EXERCISE INSTRUCTIONS:
Copy out every record below with complete accuracy.
-*-
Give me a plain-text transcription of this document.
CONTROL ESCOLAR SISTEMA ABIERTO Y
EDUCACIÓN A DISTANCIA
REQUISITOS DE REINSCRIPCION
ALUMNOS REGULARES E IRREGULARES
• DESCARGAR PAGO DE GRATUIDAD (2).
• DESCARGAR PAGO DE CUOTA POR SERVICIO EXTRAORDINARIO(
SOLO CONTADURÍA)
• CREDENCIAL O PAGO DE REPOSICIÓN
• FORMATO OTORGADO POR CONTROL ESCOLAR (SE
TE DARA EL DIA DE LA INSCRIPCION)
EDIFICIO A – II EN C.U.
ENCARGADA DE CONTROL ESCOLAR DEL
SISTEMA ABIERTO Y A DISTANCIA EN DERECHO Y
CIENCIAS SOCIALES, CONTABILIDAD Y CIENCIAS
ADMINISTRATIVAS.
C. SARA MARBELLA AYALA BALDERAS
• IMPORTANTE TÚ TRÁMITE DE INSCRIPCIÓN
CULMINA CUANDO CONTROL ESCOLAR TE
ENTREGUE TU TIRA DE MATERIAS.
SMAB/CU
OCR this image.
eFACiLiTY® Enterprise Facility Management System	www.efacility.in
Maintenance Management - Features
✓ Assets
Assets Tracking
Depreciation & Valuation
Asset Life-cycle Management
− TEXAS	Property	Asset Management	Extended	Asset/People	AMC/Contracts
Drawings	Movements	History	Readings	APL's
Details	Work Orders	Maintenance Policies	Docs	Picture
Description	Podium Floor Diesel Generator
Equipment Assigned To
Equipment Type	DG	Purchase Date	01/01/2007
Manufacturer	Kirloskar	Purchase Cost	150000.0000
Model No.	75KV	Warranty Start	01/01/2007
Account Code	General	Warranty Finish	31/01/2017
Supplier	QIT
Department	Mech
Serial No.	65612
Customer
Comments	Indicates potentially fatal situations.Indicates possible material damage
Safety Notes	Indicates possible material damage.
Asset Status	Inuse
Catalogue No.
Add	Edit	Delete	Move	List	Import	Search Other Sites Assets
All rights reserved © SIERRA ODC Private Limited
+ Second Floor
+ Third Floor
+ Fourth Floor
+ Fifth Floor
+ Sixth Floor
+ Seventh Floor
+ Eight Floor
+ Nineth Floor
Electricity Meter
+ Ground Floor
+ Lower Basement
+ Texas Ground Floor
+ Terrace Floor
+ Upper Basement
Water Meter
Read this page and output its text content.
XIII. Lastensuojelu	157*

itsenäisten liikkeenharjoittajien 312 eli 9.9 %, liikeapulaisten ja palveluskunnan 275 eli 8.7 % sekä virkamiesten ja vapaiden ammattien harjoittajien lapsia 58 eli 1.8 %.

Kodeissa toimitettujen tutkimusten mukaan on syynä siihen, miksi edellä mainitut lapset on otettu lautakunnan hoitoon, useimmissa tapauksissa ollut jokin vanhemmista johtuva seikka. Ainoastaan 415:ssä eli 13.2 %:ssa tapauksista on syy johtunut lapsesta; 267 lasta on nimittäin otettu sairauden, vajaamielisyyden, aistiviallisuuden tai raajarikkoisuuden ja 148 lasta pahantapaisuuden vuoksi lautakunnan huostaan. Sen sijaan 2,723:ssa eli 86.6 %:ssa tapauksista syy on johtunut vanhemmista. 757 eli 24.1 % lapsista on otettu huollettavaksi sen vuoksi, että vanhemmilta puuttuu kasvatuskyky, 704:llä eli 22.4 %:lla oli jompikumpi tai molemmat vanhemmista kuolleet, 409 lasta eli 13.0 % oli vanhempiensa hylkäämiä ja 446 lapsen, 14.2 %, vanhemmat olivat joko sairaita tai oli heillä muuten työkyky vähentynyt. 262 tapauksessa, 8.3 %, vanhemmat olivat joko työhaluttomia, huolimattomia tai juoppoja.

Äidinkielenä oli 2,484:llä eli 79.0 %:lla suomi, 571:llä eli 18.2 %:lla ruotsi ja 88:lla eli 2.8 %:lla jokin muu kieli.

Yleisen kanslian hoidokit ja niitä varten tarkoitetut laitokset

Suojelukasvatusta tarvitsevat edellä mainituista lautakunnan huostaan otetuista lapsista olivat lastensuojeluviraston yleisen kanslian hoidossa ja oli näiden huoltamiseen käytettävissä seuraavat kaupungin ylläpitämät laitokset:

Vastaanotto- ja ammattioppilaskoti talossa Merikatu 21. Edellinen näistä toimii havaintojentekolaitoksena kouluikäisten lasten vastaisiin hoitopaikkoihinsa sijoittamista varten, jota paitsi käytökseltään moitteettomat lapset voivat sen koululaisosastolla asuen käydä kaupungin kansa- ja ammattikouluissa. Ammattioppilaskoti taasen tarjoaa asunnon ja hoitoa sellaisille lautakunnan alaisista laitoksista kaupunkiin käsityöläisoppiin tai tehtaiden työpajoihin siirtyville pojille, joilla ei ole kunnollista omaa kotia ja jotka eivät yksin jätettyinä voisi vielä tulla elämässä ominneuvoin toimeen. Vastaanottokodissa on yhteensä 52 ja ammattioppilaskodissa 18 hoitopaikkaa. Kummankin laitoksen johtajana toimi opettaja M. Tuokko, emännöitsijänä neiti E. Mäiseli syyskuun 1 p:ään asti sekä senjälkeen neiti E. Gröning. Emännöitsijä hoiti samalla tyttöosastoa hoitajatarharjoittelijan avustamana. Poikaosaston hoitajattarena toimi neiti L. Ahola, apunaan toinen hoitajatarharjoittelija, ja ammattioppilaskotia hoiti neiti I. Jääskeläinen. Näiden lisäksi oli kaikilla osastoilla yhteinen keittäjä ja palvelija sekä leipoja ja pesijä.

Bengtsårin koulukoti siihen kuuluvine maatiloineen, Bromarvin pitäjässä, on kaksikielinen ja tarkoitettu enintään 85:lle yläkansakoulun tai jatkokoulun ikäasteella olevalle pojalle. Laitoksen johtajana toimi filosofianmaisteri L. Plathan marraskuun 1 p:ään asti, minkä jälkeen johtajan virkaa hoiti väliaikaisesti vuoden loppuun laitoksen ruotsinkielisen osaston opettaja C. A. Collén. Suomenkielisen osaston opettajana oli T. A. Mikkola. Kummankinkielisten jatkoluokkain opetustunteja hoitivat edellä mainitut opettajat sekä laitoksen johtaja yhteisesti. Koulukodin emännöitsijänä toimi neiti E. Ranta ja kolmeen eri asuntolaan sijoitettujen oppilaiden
-*-
REPLY TO THE TASK:
Give me a plain-text transcription of this document.
CONTROL ESCOLAR SISTEMA ABIERTO Y
EDUCACIÓN A DISTANCIA
REQUISITOS DE REINSCRIPCION
ALUMNOS REGULARES E IRREGULARES
• DESCARGAR PAGO DE GRATUIDAD (2).
• DESCARGAR PAGO DE CUOTA POR SERVICIO EXTRAORDINARIO(
SOLO CONTADURÍA)
• CREDENCIAL O PAGO DE REPOSICIÓN
• FORMATO OTORGADO POR CONTROL ESCOLAR (SE
TE DARA EL DIA DE LA INSCRIPCION)
EDIFICIO A – II EN C.U.
ENCARGADA DE CONTROL ESCOLAR DEL
SISTEMA ABIERTO Y A DISTANCIA EN DERECHO Y
CIENCIAS SOCIALES, CONTABILIDAD Y CIENCIAS
ADMINISTRATIVAS.
C. SARA MARBELLA AYALA BALDERAS
• IMPORTANTE TÚ TRÁMITE DE INSCRIPCIÓN
CULMINA CUANDO CONTROL ESCOLAR TE
ENTREGUE TU TIRA DE MATERIAS.
SMAB/CU
OCR this image.
eFACiLiTY® Enterprise Facility Management System	www.efacility.in
Maintenance Management - Features
✓ Assets
Assets Tracking
Depreciation & Valuation
Asset Life-cycle Management
− TEXAS	Property	Asset Management	Extended	Asset/People	AMC/Contracts
Drawings	Movements	History	Readings	APL's
Details	Work Orders	Maintenance Policies	Docs	Picture
Description	Podium Floor Diesel Generator
Equipment Assigned To
Equipment Type	DG	Purchase Date	01/01/2007
Manufacturer	Kirloskar	Purchase Cost	150000.0000
Model No.	75KV	Warranty Start	01/01/2007
Account Code	General	Warranty Finish	31/01/2017
Supplier	QIT
Department	Mech
Serial No.	65612
Customer
Comments	Indicates potentially fatal situations.Indicates possible material damage
Safety Notes	Indicates possible material damage.
Asset Status	Inuse
Catalogue No.
Add	Edit	Delete	Move	List	Import	Search Other Sites Assets
All rights reserved © SIERRA ODC Private Limited
+ Second Floor
+ Third Floor
+ Fourth Floor
+ Fifth Floor
+ Sixth Floor
+ Seventh Floor
+ Eight Floor
+ Nineth Floor
Electricity Meter
+ Ground Floor
+ Lower Basement
+ Texas Ground Floor
+ Terrace Floor
+ Upper Basement
Water Meter
Read this page and output its text content.
XIII. Lastensuojelu	157*

itsenäisten liikkeenharjoittajien 312 eli 9.9 %, liikeapulaisten ja palveluskunnan 275 eli 8.7 % sekä virkamiesten ja vapaiden ammattien harjoittajien lapsia 58 eli 1.8 %.

Kodeissa toimitettujen tutkimusten mukaan on syynä siihen, miksi edellä mainitut lapset on otettu lautakunnan hoitoon, useimmissa tapauksissa ollut jokin vanhemmista johtuva seikka. Ainoastaan 415:ssä eli 13.2 %:ssa tapauksista on syy johtunut lapsesta; 267 lasta on nimittäin otettu sairauden, vajaamielisyyden, aistiviallisuuden tai raajarikkoisuuden ja 148 lasta pahantapaisuuden vuoksi lautakunnan huostaan. Sen sijaan 2,723:ssa eli 86.6 %:ssa tapauksista syy on johtunut vanhemmista. 757 eli 24.1 % lapsista on otettu huollettavaksi sen vuoksi, että vanhemmilta puuttuu kasvatuskyky, 704:llä eli 22.4 %:lla oli jompikumpi tai molemmat vanhemmista kuolleet, 409 lasta eli 13.0 % oli vanhempiensa hylkäämiä ja 446 lapsen, 14.2 %, vanhemmat olivat joko sairaita tai oli heillä muuten työkyky vähentynyt. 262 tapauksessa, 8.3 %, vanhemmat olivat joko työhaluttomia, huolimattomia tai juoppoja.

Äidinkielenä oli 2,484:llä eli 79.0 %:lla suomi, 571:llä eli 18.2 %:lla ruotsi ja 88:lla eli 2.8 %:lla jokin muu kieli.

Yleisen kanslian hoidokit ja niitä varten tarkoitetut laitokset

Suojelukasvatusta tarvitsevat edellä mainituista lautakunnan huostaan otetuista lapsista olivat lastensuojeluviraston yleisen kanslian hoidossa ja oli näiden huoltamiseen käytettävissä seuraavat kaupungin ylläpitämät laitokset:

Vastaanotto- ja ammattioppilaskoti talossa Merikatu 21. Edellinen näistä toimii havaintojentekolaitoksena kouluikäisten lasten vastaisiin hoitopaikkoihinsa sijoittamista varten, jota paitsi käytökseltään moitteettomat lapset voivat sen koululaisosastolla asuen käydä kaupungin kansa- ja ammattikouluissa. Ammattioppilaskoti taasen tarjoaa asunnon ja hoitoa sellaisille lautakunnan alaisista laitoksista kaupunkiin käsityöläisoppiin tai tehtaiden työpajoihin siirtyville pojille, joilla ei ole kunnollista omaa kotia ja jotka eivät yksin jätettyinä voisi vielä tulla elämässä ominneuvoin toimeen. Vastaanottokodissa on yhteensä 52 ja ammattioppilaskodissa 18 hoitopaikkaa. Kummankin laitoksen johtajana toimi opettaja M. Tuokko, emännöitsijänä neiti E. Mäiseli syyskuun 1 p:ään asti sekä senjälkeen neiti E. Gröning. Emännöitsijä hoiti samalla tyttöosastoa hoitajatarharjoittelijan avustamana. Poikaosaston hoitajattarena toimi neiti L. Ahola, apunaan toinen hoitajatarharjoittelija, ja ammattioppilaskotia hoiti neiti I. Jääskeläinen. Näiden lisäksi oli kaikilla osastoilla yhteinen keittäjä ja palvelija sekä leipoja ja pesijä.

Bengtsårin koulukoti siihen kuuluvine maatiloineen, Bromarvin pitäjässä, on kaksikielinen ja tarkoitettu enintään 85:lle yläkansakoulun tai jatkokoulun ikäasteella olevalle pojalle. Laitoksen johtajana toimi filosofianmaisteri L. Plathan marraskuun 1 p:ään asti, minkä jälkeen johtajan virkaa hoiti väliaikaisesti vuoden loppuun laitoksen ruotsinkielisen osaston opettaja C. A. Collén. Suomenkielisen osaston opettajana oli T. A. Mikkola. Kummankinkielisten jatkoluokkain opetustunteja hoitivat edellä mainitut opettajat sekä laitoksen johtaja yhteisesti. Koulukodin emännöitsijänä toimi neiti E. Ranta ja kolmeen eri asuntolaan sijoitettujen oppilaiden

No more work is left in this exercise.